◆ **LISTED RECORDS**:
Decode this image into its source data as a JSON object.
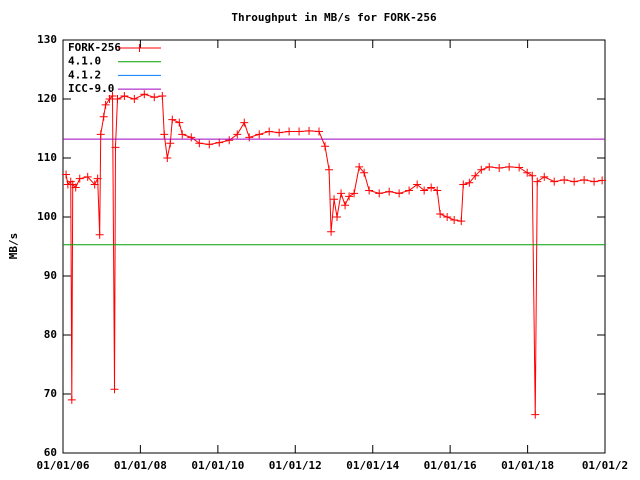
{
  "chart_data": {
    "type": "line",
    "title": "Throughput in MB/s for FORK-256",
    "ylabel": "MB/s",
    "xlim": [
      "2006-01-01",
      "2020-01-01"
    ],
    "xticks": [
      {
        "value": "2006-01-01",
        "label": "01/01/06"
      },
      {
        "value": "2008-01-01",
        "label": "01/01/08"
      },
      {
        "value": "2010-01-01",
        "label": "01/01/10"
      },
      {
        "value": "2012-01-01",
        "label": "01/01/12"
      },
      {
        "value": "2014-01-01",
        "label": "01/01/14"
      },
      {
        "value": "2016-01-01",
        "label": "01/01/16"
      },
      {
        "value": "2018-01-01",
        "label": "01/01/18"
      },
      {
        "value": "2020-01-01",
        "label": "01/01/2"
      }
    ],
    "ylim": [
      60,
      130
    ],
    "yticks": [
      60,
      70,
      80,
      90,
      100,
      110,
      120,
      130
    ],
    "legend": "top-left",
    "series": [
      {
        "name": "FORK-256",
        "color": "#ff0000",
        "markers": true,
        "x": [
          "2006-01-30",
          "2006-02-16",
          "2006-03-15",
          "2006-03-25",
          "2006-04-03",
          "2006-05-01",
          "2006-06-08",
          "2006-08-22",
          "2006-10-27",
          "2006-11-24",
          "2006-12-13",
          "2006-12-23",
          "2007-01-20",
          "2007-02-07",
          "2007-03-16",
          "2007-04-13",
          "2007-05-02",
          "2007-05-11",
          "2007-05-30",
          "2007-08-03",
          "2007-11-05",
          "2008-02-07",
          "2008-05-11",
          "2008-07-26",
          "2008-08-13",
          "2008-09-11",
          "2008-10-09",
          "2008-10-28",
          "2009-01-02",
          "2009-01-30",
          "2009-04-25",
          "2009-07-10",
          "2009-10-12",
          "2010-01-14",
          "2010-04-18",
          "2010-07-03",
          "2010-09-07",
          "2010-10-24",
          "2011-01-26",
          "2011-04-30",
          "2011-08-02",
          "2011-11-04",
          "2012-02-06",
          "2012-05-10",
          "2012-08-12",
          "2012-10-08",
          "2012-11-15",
          "2012-12-04",
          "2013-01-01",
          "2013-01-29",
          "2013-03-08",
          "2013-04-15",
          "2013-05-23",
          "2013-07-09",
          "2013-08-26",
          "2013-10-12",
          "2013-11-28",
          "2014-03-03",
          "2014-06-05",
          "2014-09-07",
          "2014-12-10",
          "2015-02-24",
          "2015-05-01",
          "2015-07-06",
          "2015-09-01",
          "2015-09-29",
          "2015-12-04",
          "2016-02-08",
          "2016-04-15",
          "2016-05-04",
          "2016-06-30",
          "2016-08-25",
          "2016-10-21",
          "2017-01-04",
          "2017-04-08",
          "2017-07-11",
          "2017-10-13",
          "2017-12-28",
          "2018-02-14",
          "2018-03-14",
          "2018-04-02",
          "2018-06-07",
          "2018-09-09",
          "2018-12-12",
          "2019-03-16",
          "2019-06-18",
          "2019-09-20",
          "2019-12-05"
        ],
        "values": [
          107.2,
          105.5,
          106,
          69,
          105.5,
          105,
          106.5,
          106.8,
          105.5,
          106.5,
          97,
          114,
          117,
          119,
          120,
          120.5,
          70.8,
          111.8,
          120,
          120.5,
          120,
          120.8,
          120.3,
          120.5,
          114,
          110,
          112.5,
          116.5,
          116,
          114,
          113.5,
          112.5,
          112.3,
          112.6,
          113,
          114,
          116,
          113.5,
          114,
          114.5,
          114.3,
          114.5,
          114.5,
          114.6,
          114.5,
          112,
          108,
          97.5,
          103,
          100,
          104,
          102,
          103.5,
          104,
          108.5,
          107.5,
          104.5,
          104,
          104.3,
          104,
          104.5,
          105.5,
          104.5,
          105,
          104.5,
          100.5,
          100,
          99.5,
          99.3,
          105.5,
          105.8,
          107,
          108,
          108.5,
          108.3,
          108.5,
          108.4,
          107.5,
          107,
          66.5,
          106,
          106.8,
          106,
          106.3,
          106,
          106.3,
          106,
          106.2
        ]
      },
      {
        "name": "4.1.0",
        "color": "#00a000",
        "x": [
          "2006-01-01",
          "2020-01-01"
        ],
        "values": [
          95.3,
          95.3
        ]
      },
      {
        "name": "4.1.2",
        "color": "#0080ff",
        "x": [],
        "values": []
      },
      {
        "name": "ICC-9.0",
        "color": "#a000c0",
        "x": [
          "2006-01-01",
          "2020-01-01"
        ],
        "values": [
          113.2,
          113.2
        ]
      }
    ]
  }
}
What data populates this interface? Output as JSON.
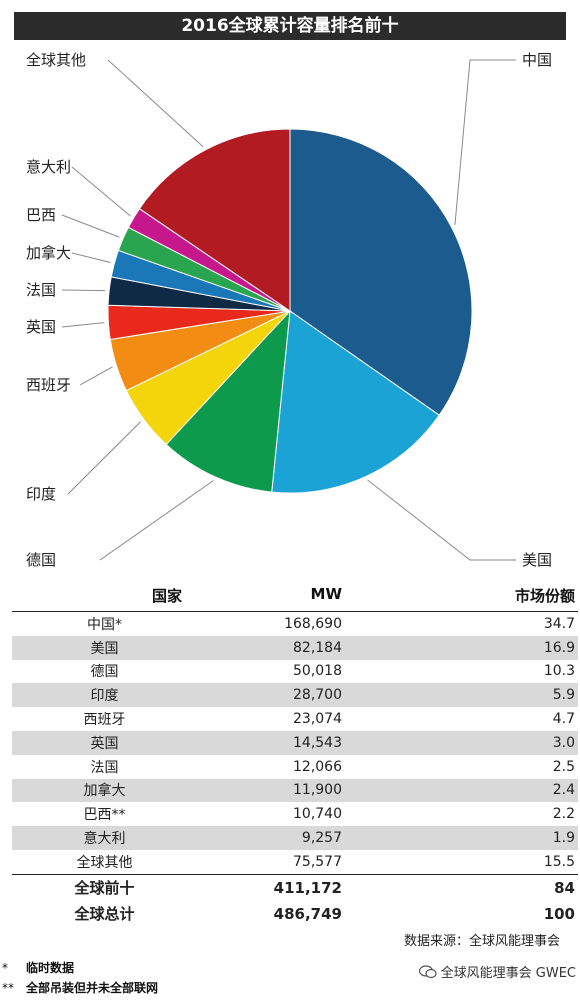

◆ **TASK REQUIREMENTS**: Reproduce the data word for word, excluding its pictures.

◆ **COMPLETE RESPONSE**:
Decode this image into its source data as a JSON object.
{
  "chart_data": {
    "type": "line",
    "title": "Throughput in MB/s for FORK-256",
    "ylabel": "MB/s",
    "xlim": [
      "2006-01-01",
      "2020-01-01"
    ],
    "xticks": [
      {
        "value": "2006-01-01",
        "label": "01/01/06"
      },
      {
        "value": "2008-01-01",
        "label": "01/01/08"
      },
      {
        "value": "2010-01-01",
        "label": "01/01/10"
      },
      {
        "value": "2012-01-01",
        "label": "01/01/12"
      },
      {
        "value": "2014-01-01",
        "label": "01/01/14"
      },
      {
        "value": "2016-01-01",
        "label": "01/01/16"
      },
      {
        "value": "2018-01-01",
        "label": "01/01/18"
      },
      {
        "value": "2020-01-01",
        "label": "01/01/2"
      }
    ],
    "ylim": [
      60,
      130
    ],
    "yticks": [
      60,
      70,
      80,
      90,
      100,
      110,
      120,
      130
    ],
    "legend": "top-left",
    "series": [
      {
        "name": "FORK-256",
        "color": "#ff0000",
        "markers": true,
        "x": [
          "2006-01-30",
          "2006-02-16",
          "2006-03-15",
          "2006-03-25",
          "2006-04-03",
          "2006-05-01",
          "2006-06-08",
          "2006-08-22",
          "2006-10-27",
          "2006-11-24",
          "2006-12-13",
          "2006-12-23",
          "2007-01-20",
          "2007-02-07",
          "2007-03-16",
          "2007-04-13",
          "2007-05-02",
          "2007-05-11",
          "2007-05-30",
          "2007-08-03",
          "2007-11-05",
          "2008-02-07",
          "2008-05-11",
          "2008-07-26",
          "2008-08-13",
          "2008-09-11",
          "2008-10-09",
          "2008-10-28",
          "2009-01-02",
          "2009-01-30",
          "2009-04-25",
          "2009-07-10",
          "2009-10-12",
          "2010-01-14",
          "2010-04-18",
          "2010-07-03",
          "2010-09-07",
          "2010-10-24",
          "2011-01-26",
          "2011-04-30",
          "2011-08-02",
          "2011-11-04",
          "2012-02-06",
          "2012-05-10",
          "2012-08-12",
          "2012-10-08",
          "2012-11-15",
          "2012-12-04",
          "2013-01-01",
          "2013-01-29",
          "2013-03-08",
          "2013-04-15",
          "2013-05-23",
          "2013-07-09",
          "2013-08-26",
          "2013-10-12",
          "2013-11-28",
          "2014-03-03",
          "2014-06-05",
          "2014-09-07",
          "2014-12-10",
          "2015-02-24",
          "2015-05-01",
          "2015-07-06",
          "2015-09-01",
          "2015-09-29",
          "2015-12-04",
          "2016-02-08",
          "2016-04-15",
          "2016-05-04",
          "2016-06-30",
          "2016-08-25",
          "2016-10-21",
          "2017-01-04",
          "2017-04-08",
          "2017-07-11",
          "2017-10-13",
          "2017-12-28",
          "2018-02-14",
          "2018-03-14",
          "2018-04-02",
          "2018-06-07",
          "2018-09-09",
          "2018-12-12",
          "2019-03-16",
          "2019-06-18",
          "2019-09-20",
          "2019-12-05"
        ],
        "values": [
          107.2,
          105.5,
          106,
          69,
          105.5,
          105,
          106.5,
          106.8,
          105.5,
          106.5,
          97,
          114,
          117,
          119,
          120,
          120.5,
          70.8,
          111.8,
          120,
          120.5,
          120,
          120.8,
          120.3,
          120.5,
          114,
          110,
          112.5,
          116.5,
          116,
          114,
          113.5,
          112.5,
          112.3,
          112.6,
          113,
          114,
          116,
          113.5,
          114,
          114.5,
          114.3,
          114.5,
          114.5,
          114.6,
          114.5,
          112,
          108,
          97.5,
          103,
          100,
          104,
          102,
          103.5,
          104,
          108.5,
          107.5,
          104.5,
          104,
          104.3,
          104,
          104.5,
          105.5,
          104.5,
          105,
          104.5,
          100.5,
          100,
          99.5,
          99.3,
          105.5,
          105.8,
          107,
          108,
          108.5,
          108.3,
          108.5,
          108.4,
          107.5,
          107,
          66.5,
          106,
          106.8,
          106,
          106.3,
          106,
          106.3,
          106,
          106.2
        ]
      },
      {
        "name": "4.1.0",
        "color": "#00a000",
        "x": [
          "2006-01-01",
          "2020-01-01"
        ],
        "values": [
          95.3,
          95.3
        ]
      },
      {
        "name": "4.1.2",
        "color": "#0080ff",
        "x": [],
        "values": []
      },
      {
        "name": "ICC-9.0",
        "color": "#a000c0",
        "x": [
          "2006-01-01",
          "2020-01-01"
        ],
        "values": [
          113.2,
          113.2
        ]
      }
    ]
  }
}
What data populates this interface? Output as JSON.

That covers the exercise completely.